* _Problem description_
The answer must be an exact copy of the entries below, with no images in it.

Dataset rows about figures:
/---

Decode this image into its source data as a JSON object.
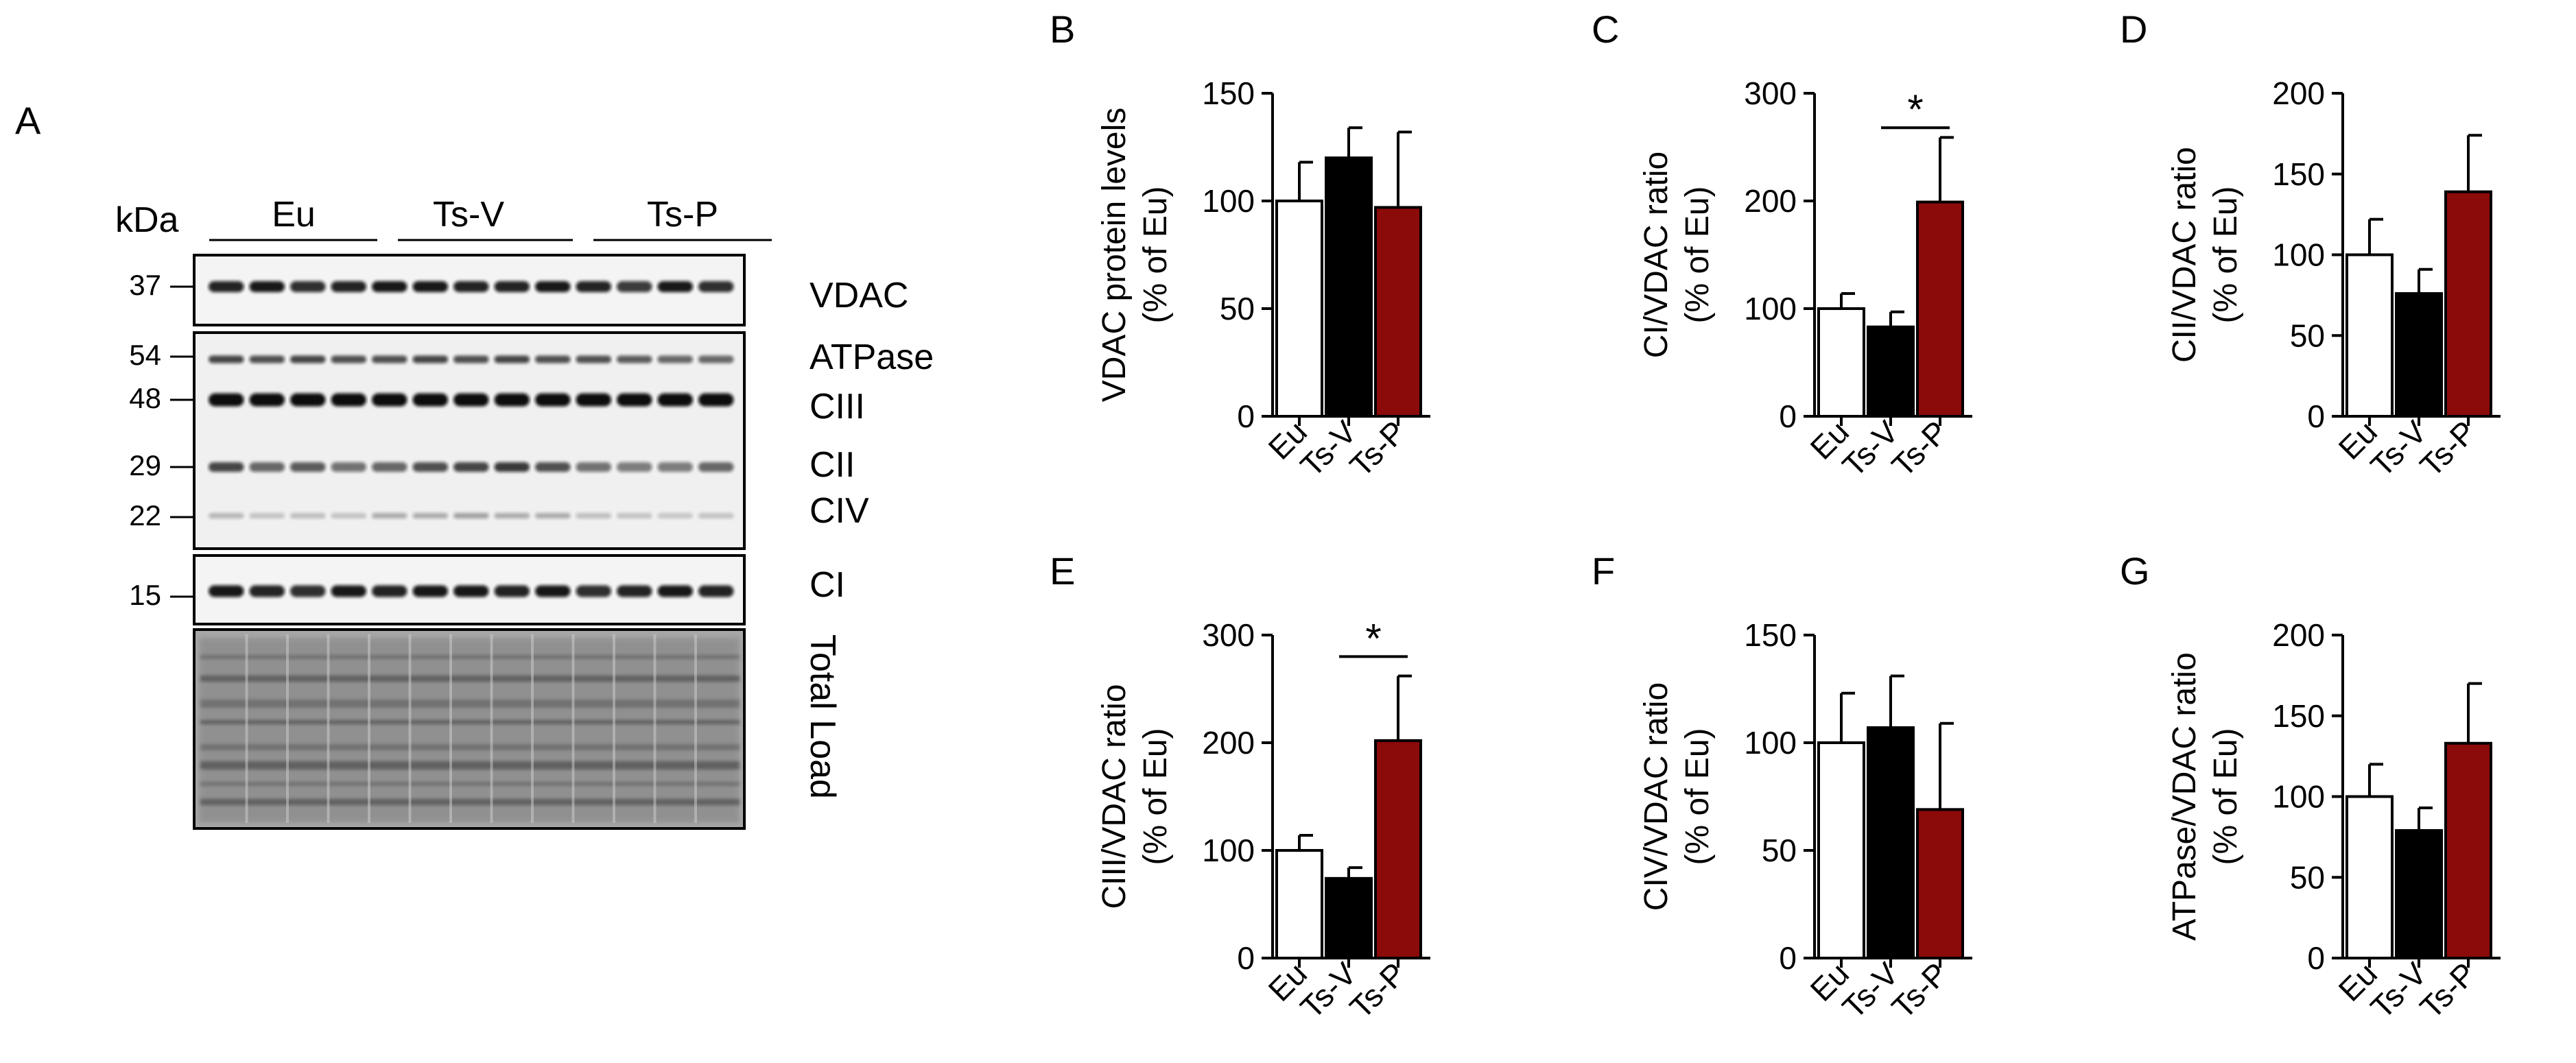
{
  "colors": {
    "eu": "#ffffff",
    "tsv": "#000000",
    "tsp": "#8b0a0a",
    "ink": "#000000"
  },
  "blot": {
    "panel_label": "A",
    "kda_label": "kDa",
    "groups": [
      "Eu",
      "Ts-V",
      "Ts-P"
    ],
    "markers": [
      "37",
      "54",
      "48",
      "29",
      "22",
      "15"
    ],
    "band_labels": {
      "vdac": "VDAC",
      "atpase": "ATPase",
      "ciii": "CIII",
      "cii": "CII",
      "civ": "CIV",
      "ci": "CI",
      "total": "Total Load"
    }
  },
  "chart_data": [
    {
      "panel": "B",
      "type": "bar",
      "categories": [
        "Eu",
        "Ts-V",
        "Ts-P"
      ],
      "values": [
        100,
        120,
        97
      ],
      "errors": [
        18,
        14,
        35
      ],
      "ylabel_lines": [
        "VDAC protein levels",
        "(% of Eu)"
      ],
      "ylim": [
        0,
        150
      ],
      "yticks": [
        0,
        50,
        100,
        150
      ],
      "yticklabels": [
        "0",
        "50",
        "100",
        "150"
      ],
      "significance": null
    },
    {
      "panel": "C",
      "type": "bar",
      "categories": [
        "Eu",
        "Ts-V",
        "Ts-P"
      ],
      "values": [
        100,
        83,
        199
      ],
      "errors": [
        14,
        14,
        60
      ],
      "ylabel_lines": [
        "CI/VDAC ratio",
        "(% of Eu)"
      ],
      "ylim": [
        0,
        300
      ],
      "yticks": [
        0,
        100,
        200,
        300
      ],
      "yticklabels": [
        "0",
        "100",
        "200",
        "300"
      ],
      "significance": {
        "from": 1,
        "to": 2,
        "y": 268,
        "label": "*"
      }
    },
    {
      "panel": "D",
      "type": "bar",
      "categories": [
        "Eu",
        "Ts-V",
        "Ts-P"
      ],
      "values": [
        100,
        76,
        139
      ],
      "errors": [
        22,
        15,
        35
      ],
      "ylabel_lines": [
        "CII/VDAC ratio",
        "(% of Eu)"
      ],
      "ylim": [
        0,
        200
      ],
      "yticks": [
        0,
        50,
        100,
        150,
        200
      ],
      "yticklabels": [
        "0",
        "50",
        "100",
        "150",
        "200"
      ],
      "significance": null
    },
    {
      "panel": "E",
      "type": "bar",
      "categories": [
        "Eu",
        "Ts-V",
        "Ts-P"
      ],
      "values": [
        100,
        74,
        202
      ],
      "errors": [
        14,
        10,
        60
      ],
      "ylabel_lines": [
        "CIII/VDAC ratio",
        "(% of Eu)"
      ],
      "ylim": [
        0,
        300
      ],
      "yticks": [
        0,
        100,
        200,
        300
      ],
      "yticklabels": [
        "0",
        "100",
        "200",
        "300"
      ],
      "significance": {
        "from": 1,
        "to": 2,
        "y": 280,
        "label": "*"
      }
    },
    {
      "panel": "F",
      "type": "bar",
      "categories": [
        "Eu",
        "Ts-V",
        "Ts-P"
      ],
      "values": [
        100,
        107,
        69
      ],
      "errors": [
        23,
        24,
        40
      ],
      "ylabel_lines": [
        "CIV/VDAC ratio",
        "(% of Eu)"
      ],
      "ylim": [
        0,
        150
      ],
      "yticks": [
        0,
        50,
        100,
        150
      ],
      "yticklabels": [
        "0",
        "50",
        "100",
        "150"
      ],
      "significance": null
    },
    {
      "panel": "G",
      "type": "bar",
      "categories": [
        "Eu",
        "Ts-V",
        "Ts-P"
      ],
      "values": [
        100,
        79,
        133
      ],
      "errors": [
        20,
        14,
        37
      ],
      "ylabel_lines": [
        "ATPase/VDAC ratio",
        "(% of Eu)"
      ],
      "ylim": [
        0,
        200
      ],
      "yticks": [
        0,
        50,
        100,
        150,
        200
      ],
      "yticklabels": [
        "0",
        "50",
        "100",
        "150",
        "200"
      ],
      "significance": null
    }
  ]
}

\---

* _Answer space_
Decode this image into its source data as a JSON object.
{
  "colors": {
    "eu": "#ffffff",
    "tsv": "#000000",
    "tsp": "#8b0a0a",
    "ink": "#000000"
  },
  "blot": {
    "panel_label": "A",
    "kda_label": "kDa",
    "groups": [
      "Eu",
      "Ts-V",
      "Ts-P"
    ],
    "markers": [
      "37",
      "54",
      "48",
      "29",
      "22",
      "15"
    ],
    "band_labels": {
      "vdac": "VDAC",
      "atpase": "ATPase",
      "ciii": "CIII",
      "cii": "CII",
      "civ": "CIV",
      "ci": "CI",
      "total": "Total Load"
    }
  },
  "chart_data": [
    {
      "panel": "B",
      "type": "bar",
      "categories": [
        "Eu",
        "Ts-V",
        "Ts-P"
      ],
      "values": [
        100,
        120,
        97
      ],
      "errors": [
        18,
        14,
        35
      ],
      "ylabel_lines": [
        "VDAC protein levels",
        "(% of Eu)"
      ],
      "ylim": [
        0,
        150
      ],
      "yticks": [
        0,
        50,
        100,
        150
      ],
      "yticklabels": [
        "0",
        "50",
        "100",
        "150"
      ],
      "significance": null
    },
    {
      "panel": "C",
      "type": "bar",
      "categories": [
        "Eu",
        "Ts-V",
        "Ts-P"
      ],
      "values": [
        100,
        83,
        199
      ],
      "errors": [
        14,
        14,
        60
      ],
      "ylabel_lines": [
        "CI/VDAC ratio",
        "(% of Eu)"
      ],
      "ylim": [
        0,
        300
      ],
      "yticks": [
        0,
        100,
        200,
        300
      ],
      "yticklabels": [
        "0",
        "100",
        "200",
        "300"
      ],
      "significance": {
        "from": 1,
        "to": 2,
        "y": 268,
        "label": "*"
      }
    },
    {
      "panel": "D",
      "type": "bar",
      "categories": [
        "Eu",
        "Ts-V",
        "Ts-P"
      ],
      "values": [
        100,
        76,
        139
      ],
      "errors": [
        22,
        15,
        35
      ],
      "ylabel_lines": [
        "CII/VDAC ratio",
        "(% of Eu)"
      ],
      "ylim": [
        0,
        200
      ],
      "yticks": [
        0,
        50,
        100,
        150,
        200
      ],
      "yticklabels": [
        "0",
        "50",
        "100",
        "150",
        "200"
      ],
      "significance": null
    },
    {
      "panel": "E",
      "type": "bar",
      "categories": [
        "Eu",
        "Ts-V",
        "Ts-P"
      ],
      "values": [
        100,
        74,
        202
      ],
      "errors": [
        14,
        10,
        60
      ],
      "ylabel_lines": [
        "CIII/VDAC ratio",
        "(% of Eu)"
      ],
      "ylim": [
        0,
        300
      ],
      "yticks": [
        0,
        100,
        200,
        300
      ],
      "yticklabels": [
        "0",
        "100",
        "200",
        "300"
      ],
      "significance": {
        "from": 1,
        "to": 2,
        "y": 280,
        "label": "*"
      }
    },
    {
      "panel": "F",
      "type": "bar",
      "categories": [
        "Eu",
        "Ts-V",
        "Ts-P"
      ],
      "values": [
        100,
        107,
        69
      ],
      "errors": [
        23,
        24,
        40
      ],
      "ylabel_lines": [
        "CIV/VDAC ratio",
        "(% of Eu)"
      ],
      "ylim": [
        0,
        150
      ],
      "yticks": [
        0,
        50,
        100,
        150
      ],
      "yticklabels": [
        "0",
        "50",
        "100",
        "150"
      ],
      "significance": null
    },
    {
      "panel": "G",
      "type": "bar",
      "categories": [
        "Eu",
        "Ts-V",
        "Ts-P"
      ],
      "values": [
        100,
        79,
        133
      ],
      "errors": [
        20,
        14,
        37
      ],
      "ylabel_lines": [
        "ATPase/VDAC ratio",
        "(% of Eu)"
      ],
      "ylim": [
        0,
        200
      ],
      "yticks": [
        0,
        50,
        100,
        150,
        200
      ],
      "yticklabels": [
        "0",
        "50",
        "100",
        "150",
        "200"
      ],
      "significance": null
    }
  ]
}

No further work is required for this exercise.